DATA TO USE:

▼▼▼

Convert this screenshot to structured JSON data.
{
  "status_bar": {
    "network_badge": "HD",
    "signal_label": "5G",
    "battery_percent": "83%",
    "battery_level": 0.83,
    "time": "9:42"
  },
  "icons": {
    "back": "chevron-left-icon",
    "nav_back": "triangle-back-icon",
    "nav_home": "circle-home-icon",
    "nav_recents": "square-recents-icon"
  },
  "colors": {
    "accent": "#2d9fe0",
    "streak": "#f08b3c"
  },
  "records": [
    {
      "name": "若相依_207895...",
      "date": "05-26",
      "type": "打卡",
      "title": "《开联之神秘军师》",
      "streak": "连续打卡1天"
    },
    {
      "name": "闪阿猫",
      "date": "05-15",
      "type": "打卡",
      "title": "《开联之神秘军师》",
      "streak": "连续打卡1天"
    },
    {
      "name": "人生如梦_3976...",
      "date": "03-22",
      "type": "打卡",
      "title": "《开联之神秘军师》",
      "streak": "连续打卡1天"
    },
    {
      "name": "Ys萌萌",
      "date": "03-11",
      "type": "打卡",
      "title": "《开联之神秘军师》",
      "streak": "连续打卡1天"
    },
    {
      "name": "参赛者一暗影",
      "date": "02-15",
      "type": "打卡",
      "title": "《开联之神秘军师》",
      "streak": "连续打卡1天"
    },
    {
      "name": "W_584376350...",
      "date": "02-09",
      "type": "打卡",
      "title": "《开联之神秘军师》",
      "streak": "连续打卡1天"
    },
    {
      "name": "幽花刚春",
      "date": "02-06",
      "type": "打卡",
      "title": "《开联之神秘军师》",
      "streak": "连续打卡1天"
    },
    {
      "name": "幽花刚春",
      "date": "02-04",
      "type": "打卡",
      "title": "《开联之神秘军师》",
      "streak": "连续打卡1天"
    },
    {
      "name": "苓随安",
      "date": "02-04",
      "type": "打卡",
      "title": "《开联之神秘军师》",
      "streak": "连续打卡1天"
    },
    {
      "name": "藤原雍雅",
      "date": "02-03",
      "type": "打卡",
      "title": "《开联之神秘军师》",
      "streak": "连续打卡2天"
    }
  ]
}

▲▲▲

SET EXERCISE: Only a number is wanted: how many lines of the data above contain "name"?

RESULT: 10